Write out the full set of records below exactly.
────
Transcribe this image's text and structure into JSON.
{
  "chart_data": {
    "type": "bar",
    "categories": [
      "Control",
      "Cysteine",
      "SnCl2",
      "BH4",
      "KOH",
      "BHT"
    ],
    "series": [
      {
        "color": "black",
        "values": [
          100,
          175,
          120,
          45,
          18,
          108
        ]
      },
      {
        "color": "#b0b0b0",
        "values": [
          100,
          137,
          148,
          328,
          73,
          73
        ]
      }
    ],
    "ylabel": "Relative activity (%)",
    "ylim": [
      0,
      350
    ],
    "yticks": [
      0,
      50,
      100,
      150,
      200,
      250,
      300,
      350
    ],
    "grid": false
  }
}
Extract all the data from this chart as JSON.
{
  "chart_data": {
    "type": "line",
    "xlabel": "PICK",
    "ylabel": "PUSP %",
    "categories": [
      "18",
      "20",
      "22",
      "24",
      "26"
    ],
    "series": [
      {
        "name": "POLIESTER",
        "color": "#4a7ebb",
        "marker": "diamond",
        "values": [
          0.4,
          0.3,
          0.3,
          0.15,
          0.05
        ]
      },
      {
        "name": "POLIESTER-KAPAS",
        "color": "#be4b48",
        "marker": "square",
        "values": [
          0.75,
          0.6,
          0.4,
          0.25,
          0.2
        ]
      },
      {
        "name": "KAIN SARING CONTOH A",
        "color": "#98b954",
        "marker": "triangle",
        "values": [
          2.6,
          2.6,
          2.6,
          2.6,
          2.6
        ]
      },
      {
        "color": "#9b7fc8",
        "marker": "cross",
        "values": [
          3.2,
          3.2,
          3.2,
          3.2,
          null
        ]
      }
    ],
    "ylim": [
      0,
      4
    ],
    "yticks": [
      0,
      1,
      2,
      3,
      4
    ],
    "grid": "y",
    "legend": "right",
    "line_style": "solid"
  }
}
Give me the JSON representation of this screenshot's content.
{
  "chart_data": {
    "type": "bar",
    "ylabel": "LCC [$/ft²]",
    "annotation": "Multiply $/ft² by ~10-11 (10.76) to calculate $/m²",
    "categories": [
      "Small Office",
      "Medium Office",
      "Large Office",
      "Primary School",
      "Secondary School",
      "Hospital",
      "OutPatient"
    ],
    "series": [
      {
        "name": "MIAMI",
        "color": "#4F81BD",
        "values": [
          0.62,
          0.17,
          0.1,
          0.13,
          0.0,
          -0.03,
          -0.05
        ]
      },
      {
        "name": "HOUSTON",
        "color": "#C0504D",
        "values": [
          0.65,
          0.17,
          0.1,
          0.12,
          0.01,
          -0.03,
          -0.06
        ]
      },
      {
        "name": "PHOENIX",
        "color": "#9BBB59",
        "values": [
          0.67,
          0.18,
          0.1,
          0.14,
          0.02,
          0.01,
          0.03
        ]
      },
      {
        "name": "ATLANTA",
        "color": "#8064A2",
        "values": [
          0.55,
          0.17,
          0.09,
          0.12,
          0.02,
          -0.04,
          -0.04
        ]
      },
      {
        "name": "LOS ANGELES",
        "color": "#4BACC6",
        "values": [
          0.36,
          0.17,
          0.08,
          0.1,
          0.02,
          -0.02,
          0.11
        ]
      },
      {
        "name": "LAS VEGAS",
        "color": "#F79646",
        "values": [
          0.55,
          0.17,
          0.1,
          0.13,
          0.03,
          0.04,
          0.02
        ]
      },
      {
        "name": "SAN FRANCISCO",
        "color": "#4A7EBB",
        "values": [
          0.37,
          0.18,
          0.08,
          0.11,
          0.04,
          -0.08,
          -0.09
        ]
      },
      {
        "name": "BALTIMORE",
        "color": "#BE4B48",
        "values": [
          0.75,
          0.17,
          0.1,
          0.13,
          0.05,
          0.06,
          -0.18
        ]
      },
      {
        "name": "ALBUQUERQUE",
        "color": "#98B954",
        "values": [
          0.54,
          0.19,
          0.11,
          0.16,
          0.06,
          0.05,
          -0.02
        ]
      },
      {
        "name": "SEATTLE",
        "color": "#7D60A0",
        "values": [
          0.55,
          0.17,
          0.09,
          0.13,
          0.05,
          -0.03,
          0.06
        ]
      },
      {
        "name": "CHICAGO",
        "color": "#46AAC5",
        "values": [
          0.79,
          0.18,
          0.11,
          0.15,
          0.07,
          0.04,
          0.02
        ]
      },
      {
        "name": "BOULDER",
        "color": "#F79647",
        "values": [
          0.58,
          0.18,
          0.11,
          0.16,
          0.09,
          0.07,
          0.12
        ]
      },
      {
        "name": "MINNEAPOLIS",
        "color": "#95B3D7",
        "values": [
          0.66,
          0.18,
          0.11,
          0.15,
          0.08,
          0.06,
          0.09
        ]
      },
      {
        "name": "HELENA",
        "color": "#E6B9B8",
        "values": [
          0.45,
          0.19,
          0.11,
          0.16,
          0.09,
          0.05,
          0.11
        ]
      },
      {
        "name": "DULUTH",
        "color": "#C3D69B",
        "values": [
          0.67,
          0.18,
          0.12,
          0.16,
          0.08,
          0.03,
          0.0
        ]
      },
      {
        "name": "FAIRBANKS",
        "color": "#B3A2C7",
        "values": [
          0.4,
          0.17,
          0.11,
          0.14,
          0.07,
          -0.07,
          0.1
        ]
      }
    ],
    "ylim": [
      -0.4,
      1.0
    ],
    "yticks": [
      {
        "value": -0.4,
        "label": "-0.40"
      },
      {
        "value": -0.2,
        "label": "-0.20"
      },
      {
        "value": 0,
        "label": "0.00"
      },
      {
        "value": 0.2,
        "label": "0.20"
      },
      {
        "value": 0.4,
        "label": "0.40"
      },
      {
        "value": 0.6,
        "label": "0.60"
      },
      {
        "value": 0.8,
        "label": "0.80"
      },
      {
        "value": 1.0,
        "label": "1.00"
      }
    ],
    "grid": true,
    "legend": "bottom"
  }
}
────
== Solved problem ==
Transcribe this image's text and structure into JSON.
{
  "chart_data": {
    "type": "bar",
    "categories": [
      "Control",
      "Cysteine",
      "SnCl2",
      "BH4",
      "KOH",
      "BHT"
    ],
    "series": [
      {
        "color": "black",
        "values": [
          100,
          175,
          120,
          45,
          18,
          108
        ]
      },
      {
        "color": "#b0b0b0",
        "values": [
          100,
          137,
          148,
          328,
          73,
          73
        ]
      }
    ],
    "ylabel": "Relative activity (%)",
    "ylim": [
      0,
      350
    ],
    "yticks": [
      0,
      50,
      100,
      150,
      200,
      250,
      300,
      350
    ],
    "grid": false
  }
}
Extract all the data from this chart as JSON.
{
  "chart_data": {
    "type": "line",
    "xlabel": "PICK",
    "ylabel": "PUSP %",
    "categories": [
      "18",
      "20",
      "22",
      "24",
      "26"
    ],
    "series": [
      {
        "name": "POLIESTER",
        "color": "#4a7ebb",
        "marker": "diamond",
        "values": [
          0.4,
          0.3,
          0.3,
          0.15,
          0.05
        ]
      },
      {
        "name": "POLIESTER-KAPAS",
        "color": "#be4b48",
        "marker": "square",
        "values": [
          0.75,
          0.6,
          0.4,
          0.25,
          0.2
        ]
      },
      {
        "name": "KAIN SARING CONTOH A",
        "color": "#98b954",
        "marker": "triangle",
        "values": [
          2.6,
          2.6,
          2.6,
          2.6,
          2.6
        ]
      },
      {
        "color": "#9b7fc8",
        "marker": "cross",
        "values": [
          3.2,
          3.2,
          3.2,
          3.2,
          null
        ]
      }
    ],
    "ylim": [
      0,
      4
    ],
    "yticks": [
      0,
      1,
      2,
      3,
      4
    ],
    "grid": "y",
    "legend": "right",
    "line_style": "solid"
  }
}
Give me the JSON representation of this screenshot's content.
{
  "chart_data": {
    "type": "bar",
    "ylabel": "LCC [$/ft²]",
    "annotation": "Multiply $/ft² by ~10-11 (10.76) to calculate $/m²",
    "categories": [
      "Small Office",
      "Medium Office",
      "Large Office",
      "Primary School",
      "Secondary School",
      "Hospital",
      "OutPatient"
    ],
    "series": [
      {
        "name": "MIAMI",
        "color": "#4F81BD",
        "values": [
          0.62,
          0.17,
          0.1,
          0.13,
          0.0,
          -0.03,
          -0.05
        ]
      },
      {
        "name": "HOUSTON",
        "color": "#C0504D",
        "values": [
          0.65,
          0.17,
          0.1,
          0.12,
          0.01,
          -0.03,
          -0.06
        ]
      },
      {
        "name": "PHOENIX",
        "color": "#9BBB59",
        "values": [
          0.67,
          0.18,
          0.1,
          0.14,
          0.02,
          0.01,
          0.03
        ]
      },
      {
        "name": "ATLANTA",
        "color": "#8064A2",
        "values": [
          0.55,
          0.17,
          0.09,
          0.12,
          0.02,
          -0.04,
          -0.04
        ]
      },
      {
        "name": "LOS ANGELES",
        "color": "#4BACC6",
        "values": [
          0.36,
          0.17,
          0.08,
          0.1,
          0.02,
          -0.02,
          0.11
        ]
      },
      {
        "name": "LAS VEGAS",
        "color": "#F79646",
        "values": [
          0.55,
          0.17,
          0.1,
          0.13,
          0.03,
          0.04,
          0.02
        ]
      },
      {
        "name": "SAN FRANCISCO",
        "color": "#4A7EBB",
        "values": [
          0.37,
          0.18,
          0.08,
          0.11,
          0.04,
          -0.08,
          -0.09
        ]
      },
      {
        "name": "BALTIMORE",
        "color": "#BE4B48",
        "values": [
          0.75,
          0.17,
          0.1,
          0.13,
          0.05,
          0.06,
          -0.18
        ]
      },
      {
        "name": "ALBUQUERQUE",
        "color": "#98B954",
        "values": [
          0.54,
          0.19,
          0.11,
          0.16,
          0.06,
          0.05,
          -0.02
        ]
      },
      {
        "name": "SEATTLE",
        "color": "#7D60A0",
        "values": [
          0.55,
          0.17,
          0.09,
          0.13,
          0.05,
          -0.03,
          0.06
        ]
      },
      {
        "name": "CHICAGO",
        "color": "#46AAC5",
        "values": [
          0.79,
          0.18,
          0.11,
          0.15,
          0.07,
          0.04,
          0.02
        ]
      },
      {
        "name": "BOULDER",
        "color": "#F79647",
        "values": [
          0.58,
          0.18,
          0.11,
          0.16,
          0.09,
          0.07,
          0.12
        ]
      },
      {
        "name": "MINNEAPOLIS",
        "color": "#95B3D7",
        "values": [
          0.66,
          0.18,
          0.11,
          0.15,
          0.08,
          0.06,
          0.09
        ]
      },
      {
        "name": "HELENA",
        "color": "#E6B9B8",
        "values": [
          0.45,
          0.19,
          0.11,
          0.16,
          0.09,
          0.05,
          0.11
        ]
      },
      {
        "name": "DULUTH",
        "color": "#C3D69B",
        "values": [
          0.67,
          0.18,
          0.12,
          0.16,
          0.08,
          0.03,
          0.0
        ]
      },
      {
        "name": "FAIRBANKS",
        "color": "#B3A2C7",
        "values": [
          0.4,
          0.17,
          0.11,
          0.14,
          0.07,
          -0.07,
          0.1
        ]
      }
    ],
    "ylim": [
      -0.4,
      1.0
    ],
    "yticks": [
      {
        "value": -0.4,
        "label": "-0.40"
      },
      {
        "value": -0.2,
        "label": "-0.20"
      },
      {
        "value": 0,
        "label": "0.00"
      },
      {
        "value": 0.2,
        "label": "0.20"
      },
      {
        "value": 0.4,
        "label": "0.40"
      },
      {
        "value": 0.6,
        "label": "0.60"
      },
      {
        "value": 0.8,
        "label": "0.80"
      },
      {
        "value": 1.0,
        "label": "1.00"
      }
    ],
    "grid": true,
    "legend": "bottom"
  }
}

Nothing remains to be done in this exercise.